▶ _GIVEN REQUEST_: Locate all lines with the word "expected". Copy them.

──────────

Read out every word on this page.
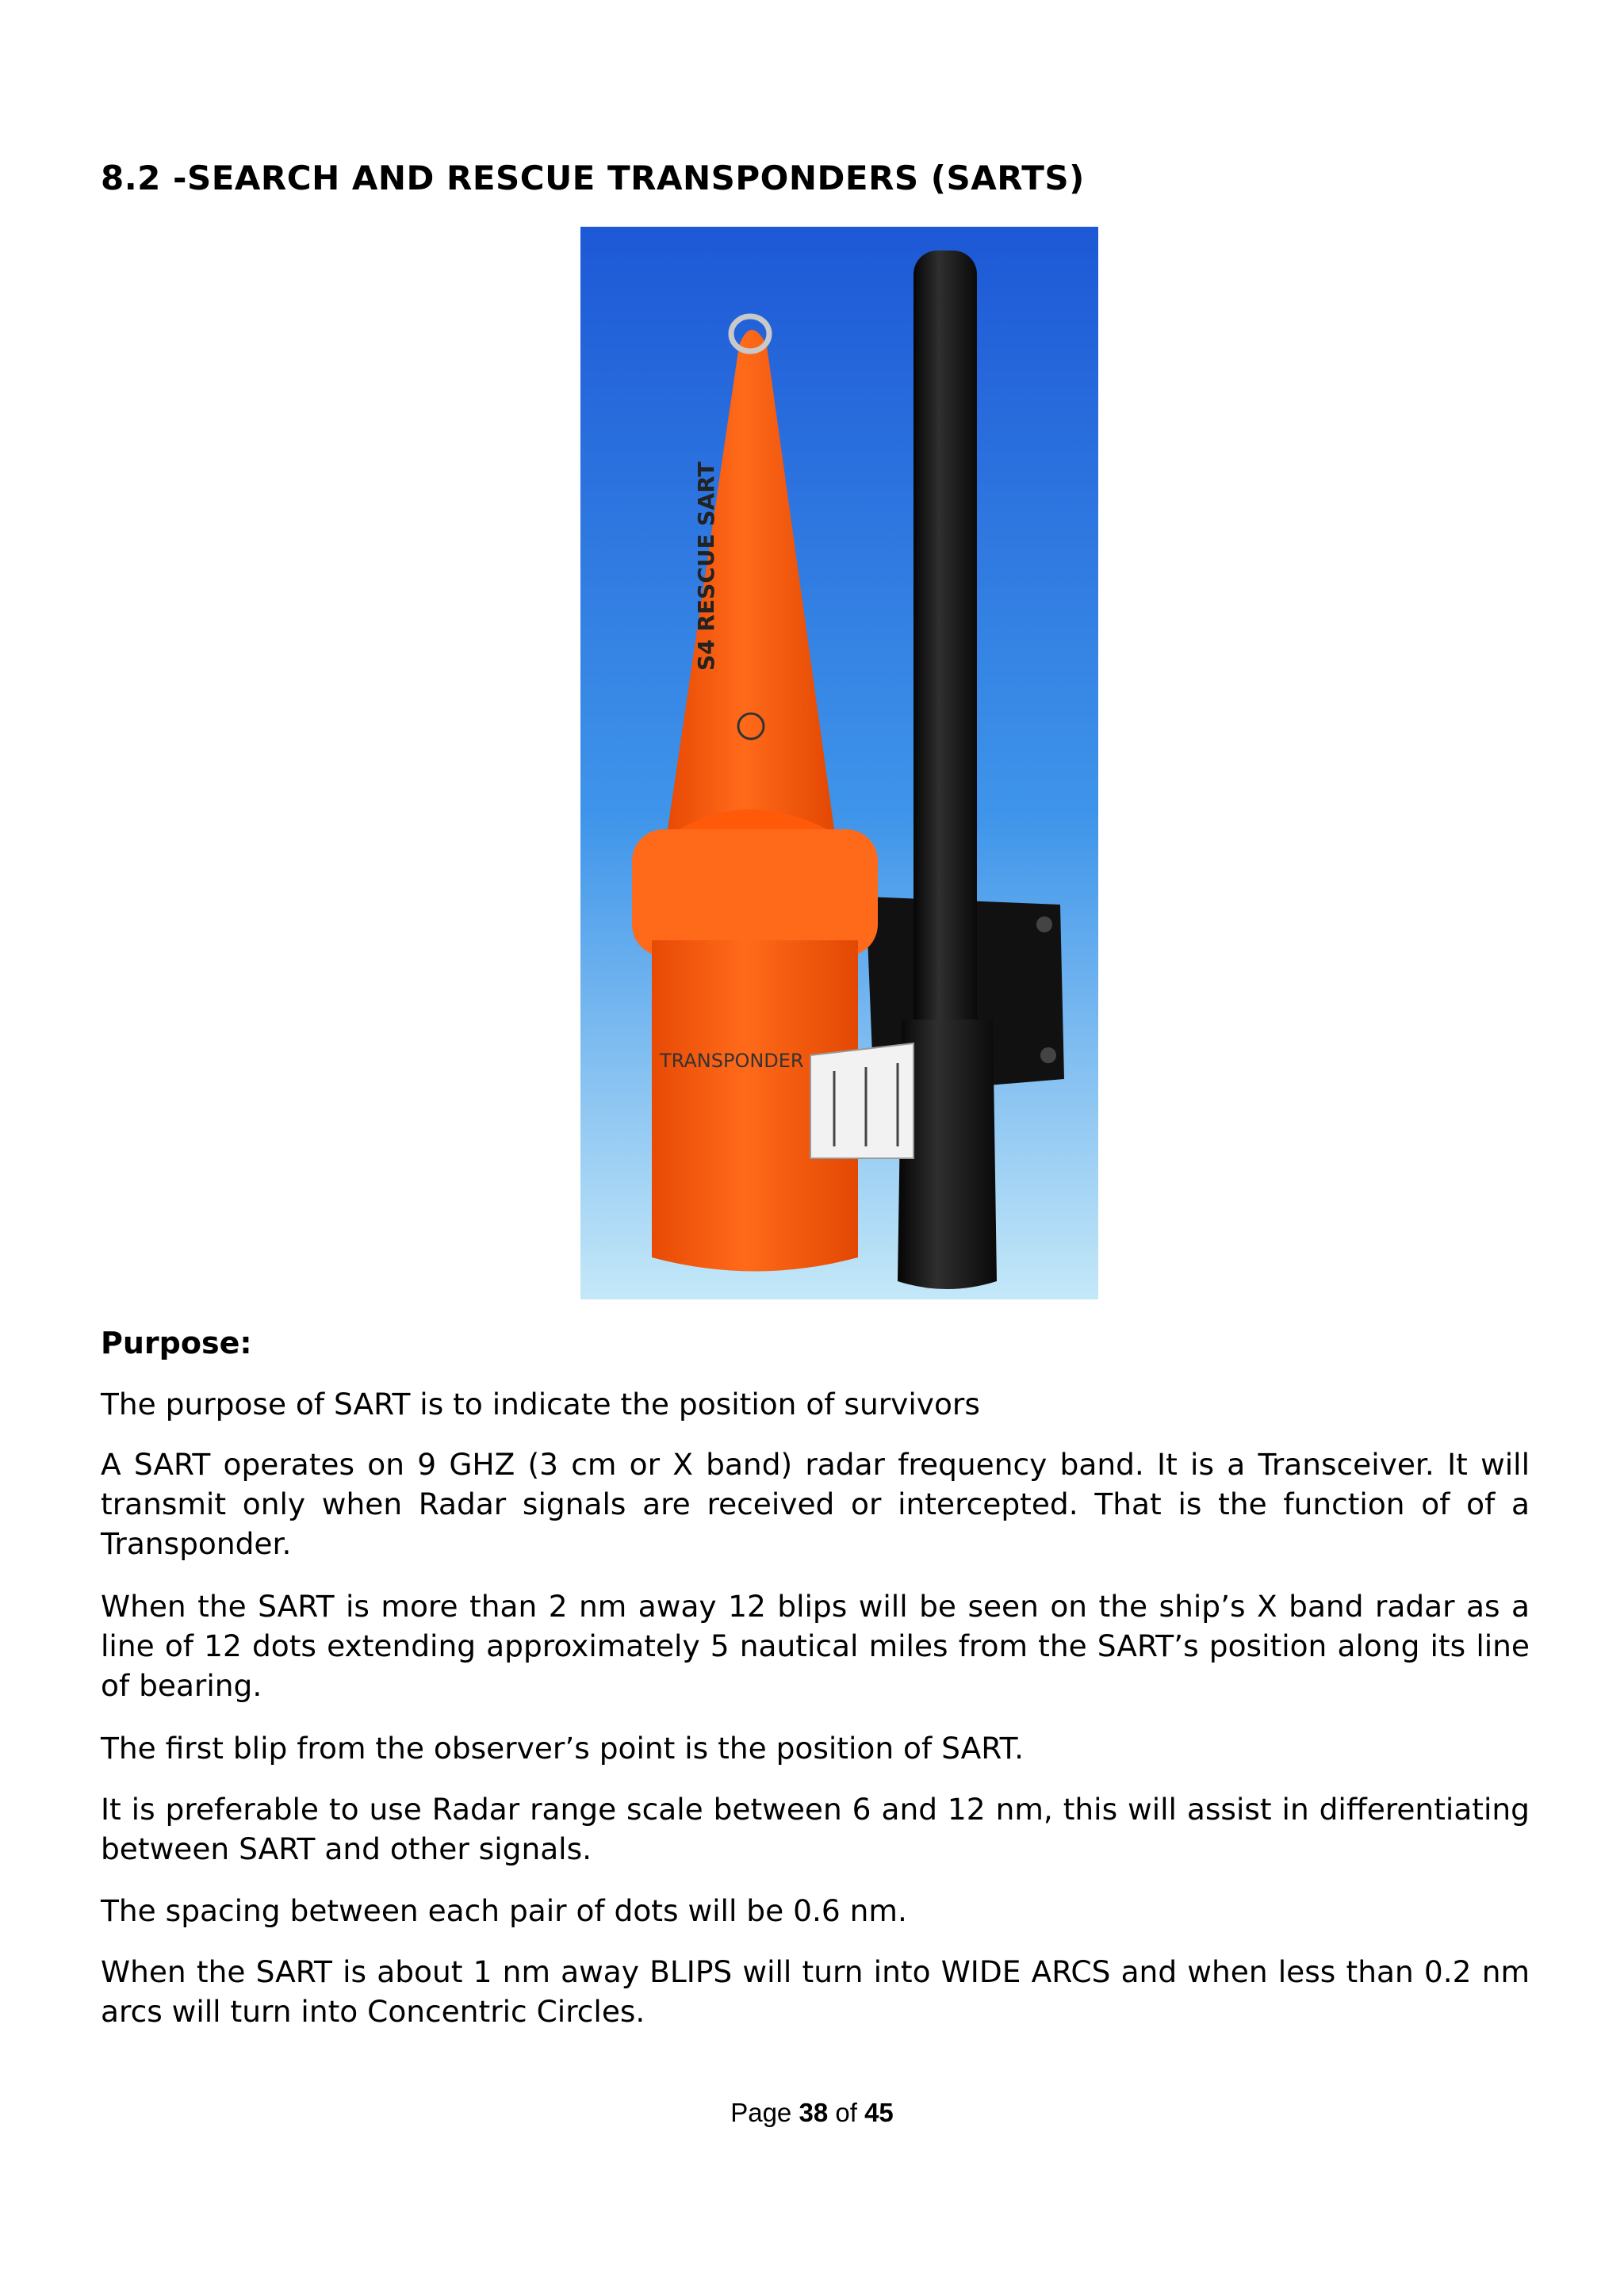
8.2 -SEARCH AND RESCUE TRANSPONDERS (SARTS)
S4 RESCUE SART
TRANSPONDER
Purpose:

The purpose of SART is to indicate the position of survivors

A SART operates on 9 GHZ (3 cm or X band) radar frequency band. It is a Transceiver. It will transmit only when Radar signals are received or intercepted. That is the function of of a Transponder.

When the SART is more than 2 nm away 12 blips will be seen on the ship’s X band radar as a line of 12 dots extending approximately 5 nautical miles from the SART’s position along its line of bearing.

The first blip from the observer’s point is the position of SART.

It is preferable to use Radar range scale between 6 and 12 nm, this will assist in differentiating between SART and other signals.

The spacing between each pair of dots will be 0.6 nm.

When the SART is about 1 nm away BLIPS will turn into WIDE ARCS and when less than 0.2 nm arcs will turn into Concentric Circles.

Page 38 of 45
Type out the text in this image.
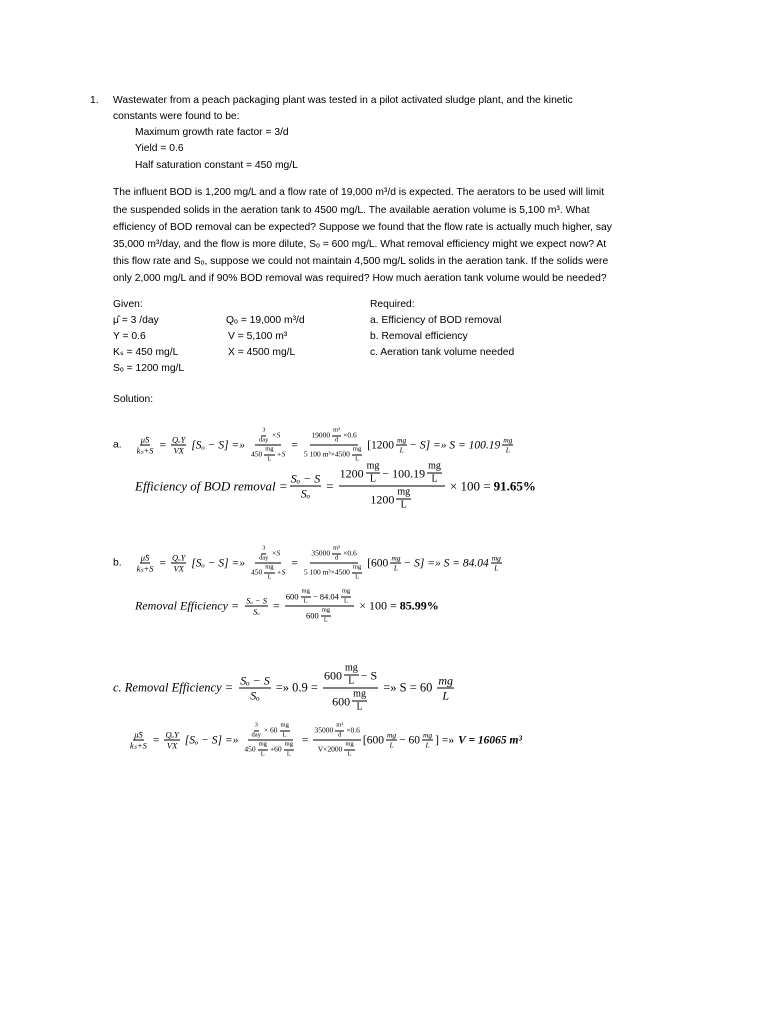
1. Wastewater from a peach packaging plant was tested in a pilot activated sludge plant, and the kinetic
constants were found to be:
Maximum growth rate factor = 3/d
Yield = 0.6
Half saturation constant = 450 mg/L
The influent BOD is 1,200 mg/L and a flow rate of 19,000 m³/d is expected. The aerators to be used will limit
the suspended solids in the aeration tank to 4500 mg/L. The available aeration volume is 5,100 m³. What
efficiency of BOD removal can be expected? Suppose we found that the flow rate is actually much higher, say
35,000 m³/day, and the flow is more dilute, Sₒ = 600 mg/L. What removal efficiency might we expect now? At
this flow rate and Sₒ, suppose we could not maintain 4,500 mg/L solids in the aeration tank. If the solids were
only 2,000 mg/L and if 90% BOD removal was required? How much aeration tank volume would be needed?
Given:
μ̂ = 3 /day
Y = 0.6
Kₛ = 450 mg/L
Sₒ = 1200 mg/L
Qₒ = 19,000 m³/d
V = 5,100 m³
X = 4500 mg/L
Required:
a. Efficiency of BOD removal
b. Removal efficiency
c. Aeration tank volume needed
Solution:
a. $\frac{\mûS}{\text{kₛ+S}} = Q_oY$
VX [Sₒ − S] =»
3
day ×S
$450 \frac{mg}{L} +S$
=
$19000 \frac{\text{m³}}{d} \times 0.6$
5 100 $m^3\times 4500 \frac{mg}{L}$
$[1200 \frac{mg}{L} - S]$ =» $S = 100.19 \frac{mg}{L}$
Efficiency of BOD removal = $\frac{\text{Sₒ − S}}{\text{Sₒ}}$ =
$1200 \frac{mg}{L} - 100.19 \frac{mg}{L}$
$1200 \frac{mg}{L}$
× 100 = 91.65%
b. $\frac{\mûS}{\text{kₛ+S}} = Q_oY$
VX [Sₒ − S] =»
3
day ×S
$450 \frac{mg}{L} +S$
=
$35000 \frac{\text{m³}}{d} \times 0.6$
5 100 $m^3\times 4500 \frac{mg}{L}$
$[600 \frac{mg}{L} - S]$ =» $S = 84.04 \frac{mg}{L}$
Removal Efficiency = $\frac{\text{Sₒ − S}}{\text{Sₒ}}$ =
$600 \frac{mg}{L} - 84.04 \frac{mg}{L}$
$600 \frac{mg}{L}$
× 100 = 85.99%
c. Removal Efficiency = $\frac{\text{Sₒ − S}}{\text{Sₒ}}$ =» 0.9 =
$600 \frac{mg}{L} - S$
$600 \frac{mg}{L}$
=» $S = 60 \frac{mg}{L}$
$\frac{\mûS}{\text{kₛ+S}} = Q_oY$
VX [Sₒ − S] =»
3
day × $60 \frac{mg}{L}$
$450 \frac{mg}{L} +60 \frac{mg}{L}$
=
$35000 \frac{\text{m³}}{d} \times 0.6$
$V\times 2000 \frac{mg}{L}$
[$600 \frac{mg}{L} - 60 \frac{mg}{L}$ ] =» V = 16065 m³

──────────

▶ _WRITTEN RESPONSE_:
The influent BOD is 1,200 mg/L and a flow rate of 19,000 m³/d is expected. The aerators to be used will limit
efficiency of BOD removal can be expected? Suppose we found that the flow rate is actually much higher, say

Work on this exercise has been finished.